| Given request |
Work out the number of lines with "Consumer" in them. Reply with that number and no other words.

[Items from a dataset]
──────────────────────────────
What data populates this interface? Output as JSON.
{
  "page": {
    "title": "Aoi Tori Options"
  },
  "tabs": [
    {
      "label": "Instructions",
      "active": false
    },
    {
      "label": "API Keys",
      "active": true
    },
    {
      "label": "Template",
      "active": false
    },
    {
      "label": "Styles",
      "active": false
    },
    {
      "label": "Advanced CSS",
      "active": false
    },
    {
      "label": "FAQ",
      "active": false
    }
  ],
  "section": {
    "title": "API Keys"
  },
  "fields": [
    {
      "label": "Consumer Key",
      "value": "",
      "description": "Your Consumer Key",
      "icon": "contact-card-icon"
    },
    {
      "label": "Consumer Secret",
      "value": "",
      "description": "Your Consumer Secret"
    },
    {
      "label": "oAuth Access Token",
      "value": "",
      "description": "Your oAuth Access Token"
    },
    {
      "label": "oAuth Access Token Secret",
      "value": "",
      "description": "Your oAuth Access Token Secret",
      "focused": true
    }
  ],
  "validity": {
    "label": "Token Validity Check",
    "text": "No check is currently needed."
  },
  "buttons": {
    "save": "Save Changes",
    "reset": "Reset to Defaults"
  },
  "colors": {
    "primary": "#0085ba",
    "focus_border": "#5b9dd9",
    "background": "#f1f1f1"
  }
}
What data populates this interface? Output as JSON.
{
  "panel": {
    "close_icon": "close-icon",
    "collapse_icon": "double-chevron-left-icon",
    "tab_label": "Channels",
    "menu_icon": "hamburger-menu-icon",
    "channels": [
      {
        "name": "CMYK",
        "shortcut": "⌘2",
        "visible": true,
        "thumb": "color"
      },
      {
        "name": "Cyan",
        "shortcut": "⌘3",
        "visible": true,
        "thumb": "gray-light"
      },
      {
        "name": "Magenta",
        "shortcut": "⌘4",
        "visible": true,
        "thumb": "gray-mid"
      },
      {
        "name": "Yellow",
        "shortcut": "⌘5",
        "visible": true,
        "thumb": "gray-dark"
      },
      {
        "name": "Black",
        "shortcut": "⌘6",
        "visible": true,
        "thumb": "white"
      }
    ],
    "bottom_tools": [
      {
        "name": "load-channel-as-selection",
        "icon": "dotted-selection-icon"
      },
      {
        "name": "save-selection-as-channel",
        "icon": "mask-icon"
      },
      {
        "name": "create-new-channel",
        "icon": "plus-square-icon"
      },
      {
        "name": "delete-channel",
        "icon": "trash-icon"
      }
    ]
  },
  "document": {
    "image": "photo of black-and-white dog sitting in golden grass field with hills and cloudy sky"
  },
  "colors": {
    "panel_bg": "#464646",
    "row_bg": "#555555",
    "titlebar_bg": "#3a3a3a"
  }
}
──────────────────────────────
| Answer to this exercise |
4